WHAT IS NEEDED: Scan the entries below. List each line with "TANDOORI".

======== RECORDS SHOWN ========

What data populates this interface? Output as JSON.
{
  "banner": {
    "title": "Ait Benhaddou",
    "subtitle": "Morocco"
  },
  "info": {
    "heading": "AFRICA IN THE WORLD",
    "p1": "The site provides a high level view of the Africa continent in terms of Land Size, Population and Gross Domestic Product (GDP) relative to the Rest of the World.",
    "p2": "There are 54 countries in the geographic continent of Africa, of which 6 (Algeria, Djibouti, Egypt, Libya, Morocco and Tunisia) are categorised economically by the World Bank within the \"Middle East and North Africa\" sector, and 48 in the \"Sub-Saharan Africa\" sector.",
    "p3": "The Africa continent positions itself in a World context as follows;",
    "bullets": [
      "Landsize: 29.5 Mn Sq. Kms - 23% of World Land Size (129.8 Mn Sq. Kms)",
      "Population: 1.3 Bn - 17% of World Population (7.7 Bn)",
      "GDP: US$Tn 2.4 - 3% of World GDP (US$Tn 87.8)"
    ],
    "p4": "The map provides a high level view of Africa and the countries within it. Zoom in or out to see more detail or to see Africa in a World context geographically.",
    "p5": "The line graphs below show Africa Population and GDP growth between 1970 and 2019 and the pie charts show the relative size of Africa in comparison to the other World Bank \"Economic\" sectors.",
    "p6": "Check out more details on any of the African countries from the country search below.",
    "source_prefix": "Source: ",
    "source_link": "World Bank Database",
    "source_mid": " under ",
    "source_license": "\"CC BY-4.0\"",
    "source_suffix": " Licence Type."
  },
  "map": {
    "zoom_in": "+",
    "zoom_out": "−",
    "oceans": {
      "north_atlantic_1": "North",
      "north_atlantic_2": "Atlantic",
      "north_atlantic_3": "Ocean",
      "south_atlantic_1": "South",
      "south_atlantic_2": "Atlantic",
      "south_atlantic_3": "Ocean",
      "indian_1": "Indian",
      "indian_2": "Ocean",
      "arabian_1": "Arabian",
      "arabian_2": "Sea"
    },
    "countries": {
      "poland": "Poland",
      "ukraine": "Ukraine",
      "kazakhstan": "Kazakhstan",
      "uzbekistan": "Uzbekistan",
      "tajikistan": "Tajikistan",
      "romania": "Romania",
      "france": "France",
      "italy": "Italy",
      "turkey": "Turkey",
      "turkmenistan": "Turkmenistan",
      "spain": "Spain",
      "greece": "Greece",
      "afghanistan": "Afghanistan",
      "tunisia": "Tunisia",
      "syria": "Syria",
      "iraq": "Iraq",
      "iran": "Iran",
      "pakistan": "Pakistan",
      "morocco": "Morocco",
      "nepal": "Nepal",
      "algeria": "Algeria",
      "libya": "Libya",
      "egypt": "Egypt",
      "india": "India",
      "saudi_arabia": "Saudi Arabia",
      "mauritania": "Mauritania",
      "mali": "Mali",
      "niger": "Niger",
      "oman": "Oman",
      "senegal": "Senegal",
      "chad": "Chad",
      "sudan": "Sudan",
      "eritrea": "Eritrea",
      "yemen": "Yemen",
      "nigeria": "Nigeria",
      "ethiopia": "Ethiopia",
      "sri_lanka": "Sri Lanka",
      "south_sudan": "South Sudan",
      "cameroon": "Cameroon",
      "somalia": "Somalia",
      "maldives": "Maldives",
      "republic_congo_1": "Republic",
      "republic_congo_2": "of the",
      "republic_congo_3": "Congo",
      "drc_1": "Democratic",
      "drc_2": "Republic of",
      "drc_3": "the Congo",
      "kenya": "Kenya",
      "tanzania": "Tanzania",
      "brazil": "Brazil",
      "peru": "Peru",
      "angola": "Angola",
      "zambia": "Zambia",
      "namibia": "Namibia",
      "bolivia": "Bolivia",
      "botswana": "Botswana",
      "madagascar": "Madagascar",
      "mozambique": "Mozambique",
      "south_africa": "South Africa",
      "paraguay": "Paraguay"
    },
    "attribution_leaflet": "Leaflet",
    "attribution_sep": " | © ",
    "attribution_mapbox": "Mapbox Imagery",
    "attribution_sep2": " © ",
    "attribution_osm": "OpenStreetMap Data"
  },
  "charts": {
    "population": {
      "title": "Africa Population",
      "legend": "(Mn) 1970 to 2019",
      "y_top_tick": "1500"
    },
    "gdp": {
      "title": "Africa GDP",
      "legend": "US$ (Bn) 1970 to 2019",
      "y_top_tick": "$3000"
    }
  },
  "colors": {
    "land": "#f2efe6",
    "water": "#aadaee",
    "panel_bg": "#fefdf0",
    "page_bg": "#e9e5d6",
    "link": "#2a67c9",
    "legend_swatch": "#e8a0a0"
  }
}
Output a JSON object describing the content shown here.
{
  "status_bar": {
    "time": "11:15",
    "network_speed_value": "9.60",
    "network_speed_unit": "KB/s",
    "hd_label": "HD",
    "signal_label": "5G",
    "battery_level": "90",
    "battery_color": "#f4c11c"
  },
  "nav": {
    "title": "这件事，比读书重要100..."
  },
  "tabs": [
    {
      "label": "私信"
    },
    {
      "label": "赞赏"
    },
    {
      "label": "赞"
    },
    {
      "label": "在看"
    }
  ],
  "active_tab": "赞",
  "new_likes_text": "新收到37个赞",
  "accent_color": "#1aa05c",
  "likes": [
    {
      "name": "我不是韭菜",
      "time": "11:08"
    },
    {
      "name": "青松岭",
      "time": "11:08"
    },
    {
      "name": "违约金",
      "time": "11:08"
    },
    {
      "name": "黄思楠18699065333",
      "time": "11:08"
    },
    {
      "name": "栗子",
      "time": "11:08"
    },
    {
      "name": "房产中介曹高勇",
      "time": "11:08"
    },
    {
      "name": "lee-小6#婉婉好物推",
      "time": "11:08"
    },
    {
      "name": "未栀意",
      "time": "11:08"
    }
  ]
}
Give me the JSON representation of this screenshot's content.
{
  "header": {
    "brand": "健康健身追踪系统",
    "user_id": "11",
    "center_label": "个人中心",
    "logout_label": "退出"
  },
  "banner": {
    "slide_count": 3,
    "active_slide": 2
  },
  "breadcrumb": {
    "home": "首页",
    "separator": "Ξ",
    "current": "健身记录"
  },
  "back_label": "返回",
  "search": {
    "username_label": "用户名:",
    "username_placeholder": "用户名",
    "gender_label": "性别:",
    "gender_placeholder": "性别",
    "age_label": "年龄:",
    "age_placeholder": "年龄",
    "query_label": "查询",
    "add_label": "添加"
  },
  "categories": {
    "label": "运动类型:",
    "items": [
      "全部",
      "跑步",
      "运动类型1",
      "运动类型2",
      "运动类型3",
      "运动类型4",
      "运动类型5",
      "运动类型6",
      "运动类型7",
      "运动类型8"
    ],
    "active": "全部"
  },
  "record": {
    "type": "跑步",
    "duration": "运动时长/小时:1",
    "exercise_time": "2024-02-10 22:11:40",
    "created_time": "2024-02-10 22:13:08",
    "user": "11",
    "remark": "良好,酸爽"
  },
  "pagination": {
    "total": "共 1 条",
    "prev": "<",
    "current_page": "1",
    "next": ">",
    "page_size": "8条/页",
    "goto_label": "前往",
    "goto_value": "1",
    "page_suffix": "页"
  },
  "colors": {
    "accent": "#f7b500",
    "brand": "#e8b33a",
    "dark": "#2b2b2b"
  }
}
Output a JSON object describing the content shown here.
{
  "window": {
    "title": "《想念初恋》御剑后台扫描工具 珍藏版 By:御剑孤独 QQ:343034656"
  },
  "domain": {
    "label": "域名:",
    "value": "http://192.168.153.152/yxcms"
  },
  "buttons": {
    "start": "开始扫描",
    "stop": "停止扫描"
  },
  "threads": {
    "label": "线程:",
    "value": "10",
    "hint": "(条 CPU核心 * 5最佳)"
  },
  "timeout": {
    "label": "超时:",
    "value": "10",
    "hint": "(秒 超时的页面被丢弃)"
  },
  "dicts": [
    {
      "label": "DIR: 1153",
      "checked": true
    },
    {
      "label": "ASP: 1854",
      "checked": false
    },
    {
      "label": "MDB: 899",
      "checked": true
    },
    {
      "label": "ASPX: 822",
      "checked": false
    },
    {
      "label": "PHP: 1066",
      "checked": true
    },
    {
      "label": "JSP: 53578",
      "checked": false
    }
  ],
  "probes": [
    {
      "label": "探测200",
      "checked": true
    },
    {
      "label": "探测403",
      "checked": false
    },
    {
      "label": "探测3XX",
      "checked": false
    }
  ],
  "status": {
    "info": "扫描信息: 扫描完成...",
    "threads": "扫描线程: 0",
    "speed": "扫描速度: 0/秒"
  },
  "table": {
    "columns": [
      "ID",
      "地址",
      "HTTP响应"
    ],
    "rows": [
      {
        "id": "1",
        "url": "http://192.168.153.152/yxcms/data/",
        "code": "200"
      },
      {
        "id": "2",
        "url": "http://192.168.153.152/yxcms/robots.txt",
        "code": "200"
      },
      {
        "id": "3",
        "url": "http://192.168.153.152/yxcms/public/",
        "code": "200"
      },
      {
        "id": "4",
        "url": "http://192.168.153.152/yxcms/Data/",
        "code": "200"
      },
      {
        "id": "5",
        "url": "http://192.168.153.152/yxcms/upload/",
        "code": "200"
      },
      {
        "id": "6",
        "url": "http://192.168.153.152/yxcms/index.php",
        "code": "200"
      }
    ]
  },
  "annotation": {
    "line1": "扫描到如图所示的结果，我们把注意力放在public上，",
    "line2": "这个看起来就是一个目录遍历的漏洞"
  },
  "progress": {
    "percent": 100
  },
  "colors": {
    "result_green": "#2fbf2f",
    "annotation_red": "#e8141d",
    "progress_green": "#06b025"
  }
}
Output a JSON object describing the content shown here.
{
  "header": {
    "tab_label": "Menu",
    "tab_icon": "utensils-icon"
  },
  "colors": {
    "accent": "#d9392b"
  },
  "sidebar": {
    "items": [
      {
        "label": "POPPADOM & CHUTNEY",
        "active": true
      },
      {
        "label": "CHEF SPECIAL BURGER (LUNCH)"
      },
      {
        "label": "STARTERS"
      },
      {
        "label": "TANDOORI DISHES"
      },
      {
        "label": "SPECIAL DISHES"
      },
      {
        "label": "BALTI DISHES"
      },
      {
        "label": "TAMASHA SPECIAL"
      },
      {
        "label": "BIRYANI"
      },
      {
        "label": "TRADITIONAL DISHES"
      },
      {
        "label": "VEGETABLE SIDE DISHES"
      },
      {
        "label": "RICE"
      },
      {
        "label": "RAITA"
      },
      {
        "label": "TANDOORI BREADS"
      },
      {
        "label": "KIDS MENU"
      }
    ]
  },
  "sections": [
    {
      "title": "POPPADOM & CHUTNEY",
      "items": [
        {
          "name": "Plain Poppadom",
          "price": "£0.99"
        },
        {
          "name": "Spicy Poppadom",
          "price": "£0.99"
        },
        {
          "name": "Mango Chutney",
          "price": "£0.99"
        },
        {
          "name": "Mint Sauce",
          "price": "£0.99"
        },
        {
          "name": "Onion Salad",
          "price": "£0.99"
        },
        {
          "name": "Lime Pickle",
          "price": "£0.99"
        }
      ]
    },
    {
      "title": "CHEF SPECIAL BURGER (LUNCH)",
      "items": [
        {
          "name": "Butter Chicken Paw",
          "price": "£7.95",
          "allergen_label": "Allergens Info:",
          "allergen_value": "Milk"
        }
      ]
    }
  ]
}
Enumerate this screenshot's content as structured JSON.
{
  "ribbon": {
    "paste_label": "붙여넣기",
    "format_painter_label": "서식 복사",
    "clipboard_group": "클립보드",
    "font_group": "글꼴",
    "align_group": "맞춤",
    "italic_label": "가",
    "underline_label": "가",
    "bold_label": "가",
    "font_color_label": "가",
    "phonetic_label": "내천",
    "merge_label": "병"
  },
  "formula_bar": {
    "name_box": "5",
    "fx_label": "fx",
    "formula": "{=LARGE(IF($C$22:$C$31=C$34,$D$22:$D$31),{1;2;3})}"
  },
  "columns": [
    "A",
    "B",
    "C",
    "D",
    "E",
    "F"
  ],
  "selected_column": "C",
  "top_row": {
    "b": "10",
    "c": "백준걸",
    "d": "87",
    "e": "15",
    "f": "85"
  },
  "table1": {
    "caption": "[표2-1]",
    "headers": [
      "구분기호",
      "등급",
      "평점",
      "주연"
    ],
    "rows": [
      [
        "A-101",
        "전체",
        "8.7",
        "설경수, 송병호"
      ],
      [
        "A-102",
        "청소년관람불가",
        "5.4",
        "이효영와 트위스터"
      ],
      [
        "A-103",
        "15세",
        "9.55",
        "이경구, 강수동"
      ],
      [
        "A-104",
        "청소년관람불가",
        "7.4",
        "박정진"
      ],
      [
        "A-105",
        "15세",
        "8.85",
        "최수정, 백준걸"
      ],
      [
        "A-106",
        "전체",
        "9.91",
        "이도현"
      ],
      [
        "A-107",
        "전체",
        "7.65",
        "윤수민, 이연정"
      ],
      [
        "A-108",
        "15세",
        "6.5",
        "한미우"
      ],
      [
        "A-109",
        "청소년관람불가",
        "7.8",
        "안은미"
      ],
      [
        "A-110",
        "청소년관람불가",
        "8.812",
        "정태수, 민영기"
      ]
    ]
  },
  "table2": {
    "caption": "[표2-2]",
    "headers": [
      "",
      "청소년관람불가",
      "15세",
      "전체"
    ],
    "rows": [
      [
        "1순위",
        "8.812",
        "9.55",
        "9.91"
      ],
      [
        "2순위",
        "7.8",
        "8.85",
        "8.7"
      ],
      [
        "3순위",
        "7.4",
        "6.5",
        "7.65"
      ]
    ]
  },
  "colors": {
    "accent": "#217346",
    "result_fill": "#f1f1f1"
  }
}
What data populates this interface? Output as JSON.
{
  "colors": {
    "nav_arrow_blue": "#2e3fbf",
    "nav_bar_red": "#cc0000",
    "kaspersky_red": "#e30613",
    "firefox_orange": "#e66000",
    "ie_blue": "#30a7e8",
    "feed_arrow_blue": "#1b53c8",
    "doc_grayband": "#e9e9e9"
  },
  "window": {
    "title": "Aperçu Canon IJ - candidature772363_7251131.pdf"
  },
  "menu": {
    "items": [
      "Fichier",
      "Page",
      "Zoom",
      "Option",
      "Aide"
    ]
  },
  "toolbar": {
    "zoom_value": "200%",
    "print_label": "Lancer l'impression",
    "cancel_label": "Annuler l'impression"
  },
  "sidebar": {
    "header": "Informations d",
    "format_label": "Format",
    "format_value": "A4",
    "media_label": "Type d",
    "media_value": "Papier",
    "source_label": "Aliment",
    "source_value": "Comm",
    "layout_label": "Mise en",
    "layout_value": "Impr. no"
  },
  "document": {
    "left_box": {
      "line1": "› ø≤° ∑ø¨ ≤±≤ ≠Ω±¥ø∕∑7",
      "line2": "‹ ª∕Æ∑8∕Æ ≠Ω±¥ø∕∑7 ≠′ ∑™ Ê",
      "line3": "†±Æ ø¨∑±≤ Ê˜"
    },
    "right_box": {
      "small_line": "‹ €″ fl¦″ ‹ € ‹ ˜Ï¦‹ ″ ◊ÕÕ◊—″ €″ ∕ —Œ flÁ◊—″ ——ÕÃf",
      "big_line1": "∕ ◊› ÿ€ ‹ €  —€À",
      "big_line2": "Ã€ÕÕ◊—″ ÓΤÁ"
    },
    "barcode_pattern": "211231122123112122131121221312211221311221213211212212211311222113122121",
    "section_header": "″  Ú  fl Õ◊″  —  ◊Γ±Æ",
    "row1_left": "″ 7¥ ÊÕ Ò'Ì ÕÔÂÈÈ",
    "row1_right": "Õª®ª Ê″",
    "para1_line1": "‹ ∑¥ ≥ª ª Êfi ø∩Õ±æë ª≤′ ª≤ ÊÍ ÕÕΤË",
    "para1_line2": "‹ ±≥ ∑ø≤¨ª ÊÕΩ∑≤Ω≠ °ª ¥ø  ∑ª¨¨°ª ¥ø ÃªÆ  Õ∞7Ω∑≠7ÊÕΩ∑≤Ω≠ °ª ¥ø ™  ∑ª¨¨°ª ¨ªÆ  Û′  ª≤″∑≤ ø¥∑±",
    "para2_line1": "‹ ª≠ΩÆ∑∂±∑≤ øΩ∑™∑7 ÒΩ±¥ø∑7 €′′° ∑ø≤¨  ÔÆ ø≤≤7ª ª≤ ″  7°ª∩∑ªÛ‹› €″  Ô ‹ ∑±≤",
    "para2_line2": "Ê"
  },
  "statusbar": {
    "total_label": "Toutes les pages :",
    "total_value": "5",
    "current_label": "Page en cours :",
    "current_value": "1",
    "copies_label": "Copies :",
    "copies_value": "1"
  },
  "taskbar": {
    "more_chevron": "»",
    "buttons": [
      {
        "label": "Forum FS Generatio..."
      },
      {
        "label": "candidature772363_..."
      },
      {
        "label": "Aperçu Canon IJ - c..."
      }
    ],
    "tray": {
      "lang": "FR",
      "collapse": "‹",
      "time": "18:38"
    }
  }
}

========

COMPLETED TASK:
        "label": "TANDOORI DISHES"
        "label": "TANDOORI BREADS"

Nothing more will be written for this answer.